■ KUTIPAN YANG DIBERIKAN
===
Ditemui di sekolah, teman-teman LP justru tidak mengetahui kejadian yang menimpa
LP.
“Ya memang hari
ini LP tidak masuk sekolah tanpa ada pemberitahuan padahal hari ini ujian
semester. Setahuku tidak masalahnya bahkan LP tergolong anak yang rajin
sekolah. Bahkan LP siswa yang bisa diandalkan di sekolah karena selalu bisa
peringkat 5 besar. Setiap hari LP biasanya berangkat ke sekolah dengan naik bus
angkutan pedesaan (angdes),” jelas R, teman sekelas LP usai pulang sekolah.
Ditemui di
kampung halamannya di Kecamatan Panei, beberapa warga juga mengaku tidak
mengetahui kejadian itu. Namun, seorang sumber yang meminta namanya tidak
disebutkan, menduga kenekatan LP akibat tak dibelikan sepeda motor.
Diceritakannya,
dia sempat mendengar LP cekcok dengan orangtuanya terkait rencana pembelian
sepedamotor. Pagi itu, salah seorang abang LP yang berada di Kalimantan,
melalui telepon selulernya meminta dibelikan sepedamotor. Dan permintaan sang
abang diamini orangtuanya.
Mendengar hal
itu, LP yang juga sudah sering meminta agar dibelikan sepedamotor spontan
kecewa karena permintaannya justru tidak dikabulkan. “Kalau abang dibelikan sepedamotor maka aku
juga harus dibelikan sepedamotor,” jelas warga tersebut menirukan awal
perdebatan antara anak dan ayah tersebut yang berujung pada frustasi anak
mengakhiri hidup dengan meneguk racun.
===
■ YANG HARUS DILAKUKAN
Tolong tuliskan kembali bagian dari kutipan yang diberikan di atas, dari "Mendengar hal" sampai dengan "dengan meneguk racun.", termasuk kedua ujungnya, tanpa mengubah satu kata pun.
===
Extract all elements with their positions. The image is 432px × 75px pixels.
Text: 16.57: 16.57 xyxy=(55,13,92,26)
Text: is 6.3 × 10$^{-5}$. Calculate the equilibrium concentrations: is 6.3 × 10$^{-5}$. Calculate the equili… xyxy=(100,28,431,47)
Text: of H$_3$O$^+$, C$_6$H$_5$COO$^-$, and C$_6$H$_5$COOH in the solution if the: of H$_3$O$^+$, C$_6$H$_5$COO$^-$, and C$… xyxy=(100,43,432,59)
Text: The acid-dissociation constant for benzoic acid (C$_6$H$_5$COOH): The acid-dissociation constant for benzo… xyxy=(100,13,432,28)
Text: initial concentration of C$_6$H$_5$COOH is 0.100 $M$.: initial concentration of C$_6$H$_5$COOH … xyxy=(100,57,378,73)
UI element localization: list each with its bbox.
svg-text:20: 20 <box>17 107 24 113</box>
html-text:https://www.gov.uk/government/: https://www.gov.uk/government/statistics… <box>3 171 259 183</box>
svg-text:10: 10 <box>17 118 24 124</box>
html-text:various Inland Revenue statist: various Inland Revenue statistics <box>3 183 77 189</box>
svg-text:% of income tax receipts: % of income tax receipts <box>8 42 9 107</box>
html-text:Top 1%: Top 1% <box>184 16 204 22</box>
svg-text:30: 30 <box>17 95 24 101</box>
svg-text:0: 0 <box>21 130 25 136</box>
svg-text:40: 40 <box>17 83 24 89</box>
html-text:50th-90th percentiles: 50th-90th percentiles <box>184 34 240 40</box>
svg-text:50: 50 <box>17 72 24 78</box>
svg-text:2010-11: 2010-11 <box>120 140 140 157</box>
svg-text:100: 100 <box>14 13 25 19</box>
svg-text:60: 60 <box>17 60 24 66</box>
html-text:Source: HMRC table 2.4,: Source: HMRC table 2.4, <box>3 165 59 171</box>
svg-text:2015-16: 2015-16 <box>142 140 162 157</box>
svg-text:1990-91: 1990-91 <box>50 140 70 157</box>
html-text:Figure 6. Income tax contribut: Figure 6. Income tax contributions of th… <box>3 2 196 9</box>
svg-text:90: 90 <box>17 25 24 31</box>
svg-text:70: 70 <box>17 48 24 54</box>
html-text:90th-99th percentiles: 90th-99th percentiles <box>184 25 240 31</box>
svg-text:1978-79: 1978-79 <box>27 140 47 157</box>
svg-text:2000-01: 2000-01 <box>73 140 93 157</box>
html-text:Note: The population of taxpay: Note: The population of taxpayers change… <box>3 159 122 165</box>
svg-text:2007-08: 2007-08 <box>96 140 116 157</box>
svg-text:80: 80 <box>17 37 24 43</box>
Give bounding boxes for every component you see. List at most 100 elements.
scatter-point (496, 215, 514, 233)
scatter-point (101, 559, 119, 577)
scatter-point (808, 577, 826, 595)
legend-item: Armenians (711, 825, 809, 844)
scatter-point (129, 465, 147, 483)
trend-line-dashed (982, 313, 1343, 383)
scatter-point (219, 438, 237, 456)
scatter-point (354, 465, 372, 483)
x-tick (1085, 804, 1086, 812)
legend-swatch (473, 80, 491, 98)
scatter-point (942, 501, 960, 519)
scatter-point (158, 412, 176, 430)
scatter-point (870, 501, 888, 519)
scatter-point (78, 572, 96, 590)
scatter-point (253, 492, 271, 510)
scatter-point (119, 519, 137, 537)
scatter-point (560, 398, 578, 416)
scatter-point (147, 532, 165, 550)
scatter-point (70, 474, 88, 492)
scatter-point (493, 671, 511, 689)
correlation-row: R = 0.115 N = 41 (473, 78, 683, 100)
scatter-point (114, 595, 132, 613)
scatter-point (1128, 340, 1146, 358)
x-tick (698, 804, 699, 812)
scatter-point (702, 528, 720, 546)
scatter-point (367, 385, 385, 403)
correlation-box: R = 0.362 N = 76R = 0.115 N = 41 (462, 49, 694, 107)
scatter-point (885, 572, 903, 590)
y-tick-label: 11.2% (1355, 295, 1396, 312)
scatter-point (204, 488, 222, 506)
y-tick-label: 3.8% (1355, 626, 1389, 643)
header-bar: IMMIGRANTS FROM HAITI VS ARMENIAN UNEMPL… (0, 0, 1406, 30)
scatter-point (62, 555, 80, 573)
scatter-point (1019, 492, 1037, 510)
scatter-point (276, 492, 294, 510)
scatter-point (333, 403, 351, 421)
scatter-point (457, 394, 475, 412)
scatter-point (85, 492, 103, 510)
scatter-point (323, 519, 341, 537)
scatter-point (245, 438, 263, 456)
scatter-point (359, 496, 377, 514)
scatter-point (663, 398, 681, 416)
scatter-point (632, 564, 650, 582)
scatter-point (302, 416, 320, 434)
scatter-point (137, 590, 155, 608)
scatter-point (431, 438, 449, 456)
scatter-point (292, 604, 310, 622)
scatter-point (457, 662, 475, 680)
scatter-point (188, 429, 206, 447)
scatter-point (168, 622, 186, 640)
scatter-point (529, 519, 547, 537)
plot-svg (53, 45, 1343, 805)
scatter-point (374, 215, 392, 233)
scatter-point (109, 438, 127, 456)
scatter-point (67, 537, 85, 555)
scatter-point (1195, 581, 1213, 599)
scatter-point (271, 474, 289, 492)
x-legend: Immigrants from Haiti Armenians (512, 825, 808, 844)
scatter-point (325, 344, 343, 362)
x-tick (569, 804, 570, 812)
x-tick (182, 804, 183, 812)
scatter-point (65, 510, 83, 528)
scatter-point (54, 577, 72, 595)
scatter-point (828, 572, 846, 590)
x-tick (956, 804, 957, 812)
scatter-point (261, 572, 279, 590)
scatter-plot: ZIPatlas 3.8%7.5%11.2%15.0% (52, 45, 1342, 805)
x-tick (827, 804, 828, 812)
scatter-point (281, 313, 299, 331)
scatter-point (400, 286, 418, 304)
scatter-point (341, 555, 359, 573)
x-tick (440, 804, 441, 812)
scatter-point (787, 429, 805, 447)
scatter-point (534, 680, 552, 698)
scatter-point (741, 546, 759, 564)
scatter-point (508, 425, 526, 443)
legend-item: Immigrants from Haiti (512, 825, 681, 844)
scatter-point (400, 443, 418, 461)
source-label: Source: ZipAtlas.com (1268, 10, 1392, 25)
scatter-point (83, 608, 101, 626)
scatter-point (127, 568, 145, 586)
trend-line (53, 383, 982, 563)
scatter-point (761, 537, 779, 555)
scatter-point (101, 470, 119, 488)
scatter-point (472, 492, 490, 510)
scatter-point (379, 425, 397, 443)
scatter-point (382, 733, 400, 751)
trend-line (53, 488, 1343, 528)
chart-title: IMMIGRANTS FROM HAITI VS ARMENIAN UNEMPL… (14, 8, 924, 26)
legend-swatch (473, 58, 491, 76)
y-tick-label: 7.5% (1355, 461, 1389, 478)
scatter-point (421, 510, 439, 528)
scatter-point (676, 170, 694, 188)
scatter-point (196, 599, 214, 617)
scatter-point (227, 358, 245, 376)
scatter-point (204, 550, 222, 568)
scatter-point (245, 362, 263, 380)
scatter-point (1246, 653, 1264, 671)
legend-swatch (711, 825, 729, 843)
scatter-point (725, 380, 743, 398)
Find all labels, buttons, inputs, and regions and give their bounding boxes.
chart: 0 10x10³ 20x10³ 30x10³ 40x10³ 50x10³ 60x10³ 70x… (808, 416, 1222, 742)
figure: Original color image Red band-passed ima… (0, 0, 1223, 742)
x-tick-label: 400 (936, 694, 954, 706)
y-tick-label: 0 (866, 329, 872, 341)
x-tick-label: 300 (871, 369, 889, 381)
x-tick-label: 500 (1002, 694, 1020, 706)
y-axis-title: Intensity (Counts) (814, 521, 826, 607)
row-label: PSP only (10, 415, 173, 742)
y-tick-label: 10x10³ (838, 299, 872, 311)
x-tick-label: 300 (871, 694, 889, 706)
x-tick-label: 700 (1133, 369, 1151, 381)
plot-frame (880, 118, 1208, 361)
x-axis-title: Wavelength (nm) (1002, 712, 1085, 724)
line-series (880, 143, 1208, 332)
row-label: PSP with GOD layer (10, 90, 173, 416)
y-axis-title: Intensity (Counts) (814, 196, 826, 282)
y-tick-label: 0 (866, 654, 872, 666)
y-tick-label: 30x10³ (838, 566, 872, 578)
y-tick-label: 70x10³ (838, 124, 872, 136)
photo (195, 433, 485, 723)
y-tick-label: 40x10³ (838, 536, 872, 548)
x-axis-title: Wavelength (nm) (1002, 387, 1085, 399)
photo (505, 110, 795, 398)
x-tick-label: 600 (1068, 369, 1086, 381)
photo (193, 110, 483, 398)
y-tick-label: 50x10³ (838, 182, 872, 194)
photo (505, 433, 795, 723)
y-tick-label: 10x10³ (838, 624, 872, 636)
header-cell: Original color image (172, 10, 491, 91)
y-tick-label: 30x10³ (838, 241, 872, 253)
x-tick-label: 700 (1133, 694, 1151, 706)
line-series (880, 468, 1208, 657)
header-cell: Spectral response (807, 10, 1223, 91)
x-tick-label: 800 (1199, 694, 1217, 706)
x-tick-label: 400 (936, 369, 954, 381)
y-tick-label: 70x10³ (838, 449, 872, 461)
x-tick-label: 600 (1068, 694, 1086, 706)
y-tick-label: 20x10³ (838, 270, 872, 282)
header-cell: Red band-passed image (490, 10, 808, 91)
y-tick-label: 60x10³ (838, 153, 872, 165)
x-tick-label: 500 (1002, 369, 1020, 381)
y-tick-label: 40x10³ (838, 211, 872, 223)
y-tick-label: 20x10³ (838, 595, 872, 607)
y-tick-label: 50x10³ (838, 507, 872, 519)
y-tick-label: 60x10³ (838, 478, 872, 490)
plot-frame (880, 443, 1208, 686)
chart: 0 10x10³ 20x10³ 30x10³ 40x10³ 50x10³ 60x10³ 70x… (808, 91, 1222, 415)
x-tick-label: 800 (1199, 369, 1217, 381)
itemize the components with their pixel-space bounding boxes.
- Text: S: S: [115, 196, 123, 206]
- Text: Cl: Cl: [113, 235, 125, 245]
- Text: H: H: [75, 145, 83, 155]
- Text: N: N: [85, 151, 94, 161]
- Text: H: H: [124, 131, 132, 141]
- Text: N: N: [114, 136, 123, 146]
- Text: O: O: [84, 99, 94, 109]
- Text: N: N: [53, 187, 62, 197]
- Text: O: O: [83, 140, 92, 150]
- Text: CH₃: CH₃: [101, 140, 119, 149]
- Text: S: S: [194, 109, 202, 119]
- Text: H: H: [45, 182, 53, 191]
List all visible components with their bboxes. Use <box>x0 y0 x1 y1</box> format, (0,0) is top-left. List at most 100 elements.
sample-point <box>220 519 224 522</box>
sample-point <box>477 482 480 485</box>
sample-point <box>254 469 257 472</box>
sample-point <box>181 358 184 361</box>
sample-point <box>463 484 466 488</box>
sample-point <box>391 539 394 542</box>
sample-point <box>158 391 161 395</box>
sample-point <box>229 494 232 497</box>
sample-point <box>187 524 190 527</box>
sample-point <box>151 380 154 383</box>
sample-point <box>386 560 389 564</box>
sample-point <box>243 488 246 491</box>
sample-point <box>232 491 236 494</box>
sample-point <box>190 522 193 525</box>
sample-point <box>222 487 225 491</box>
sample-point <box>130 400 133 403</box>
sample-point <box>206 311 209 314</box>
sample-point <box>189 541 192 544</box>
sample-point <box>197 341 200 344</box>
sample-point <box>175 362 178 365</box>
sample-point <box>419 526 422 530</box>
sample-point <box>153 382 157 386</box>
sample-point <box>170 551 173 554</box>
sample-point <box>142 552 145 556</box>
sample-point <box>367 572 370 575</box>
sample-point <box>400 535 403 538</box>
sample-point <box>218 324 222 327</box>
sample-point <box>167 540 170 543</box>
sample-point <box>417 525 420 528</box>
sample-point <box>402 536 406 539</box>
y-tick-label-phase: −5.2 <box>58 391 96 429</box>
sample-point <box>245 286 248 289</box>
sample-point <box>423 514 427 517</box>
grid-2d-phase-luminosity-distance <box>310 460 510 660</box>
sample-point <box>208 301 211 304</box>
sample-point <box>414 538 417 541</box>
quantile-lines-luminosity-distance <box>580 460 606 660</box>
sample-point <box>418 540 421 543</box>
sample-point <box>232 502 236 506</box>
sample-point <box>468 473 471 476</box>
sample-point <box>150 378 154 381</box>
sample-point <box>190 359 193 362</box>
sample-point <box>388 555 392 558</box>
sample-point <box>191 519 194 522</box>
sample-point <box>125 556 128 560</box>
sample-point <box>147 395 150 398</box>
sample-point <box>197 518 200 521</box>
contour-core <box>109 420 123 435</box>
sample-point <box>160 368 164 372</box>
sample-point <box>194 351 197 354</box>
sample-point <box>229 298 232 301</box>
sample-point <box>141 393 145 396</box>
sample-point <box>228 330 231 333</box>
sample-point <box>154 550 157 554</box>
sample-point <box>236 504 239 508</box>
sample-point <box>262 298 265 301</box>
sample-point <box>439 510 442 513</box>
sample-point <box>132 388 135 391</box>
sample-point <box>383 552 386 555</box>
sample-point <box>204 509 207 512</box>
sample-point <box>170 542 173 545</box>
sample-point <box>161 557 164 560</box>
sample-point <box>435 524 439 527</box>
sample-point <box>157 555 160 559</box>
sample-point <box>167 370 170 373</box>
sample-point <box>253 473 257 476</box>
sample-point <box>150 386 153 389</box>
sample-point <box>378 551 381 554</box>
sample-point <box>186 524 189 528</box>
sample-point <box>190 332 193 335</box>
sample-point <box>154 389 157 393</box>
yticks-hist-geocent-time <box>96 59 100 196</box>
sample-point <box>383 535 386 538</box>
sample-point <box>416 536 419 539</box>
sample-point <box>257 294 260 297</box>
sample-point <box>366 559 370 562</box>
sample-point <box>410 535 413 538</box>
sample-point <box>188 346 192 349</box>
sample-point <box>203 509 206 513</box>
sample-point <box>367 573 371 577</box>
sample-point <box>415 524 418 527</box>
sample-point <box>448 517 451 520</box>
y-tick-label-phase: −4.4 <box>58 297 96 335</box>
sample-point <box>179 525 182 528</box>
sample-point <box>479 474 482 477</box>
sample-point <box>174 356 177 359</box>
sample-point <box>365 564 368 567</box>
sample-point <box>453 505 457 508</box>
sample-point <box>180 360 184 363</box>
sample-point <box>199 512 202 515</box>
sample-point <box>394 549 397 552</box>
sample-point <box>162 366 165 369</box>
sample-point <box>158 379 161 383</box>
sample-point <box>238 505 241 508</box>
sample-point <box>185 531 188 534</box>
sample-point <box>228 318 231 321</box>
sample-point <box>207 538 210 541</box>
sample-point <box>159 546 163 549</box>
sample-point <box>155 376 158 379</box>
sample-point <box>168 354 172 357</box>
===
■ JAWABAN LATIHAN
Mendengar hal
itu, LP yang juga sudah sering meminta agar dibelikan sepedamotor spontan
kecewa karena permintaannya justru tidak dikabulkan. “Kalau abang dibelikan sepedamotor maka aku
juga harus dibelikan sepedamotor,” jelas warga tersebut menirukan awal
perdebatan antara anak dan ayah tersebut yang berujung pada frustasi anak
mengakhiri hidup dengan meneguk racun.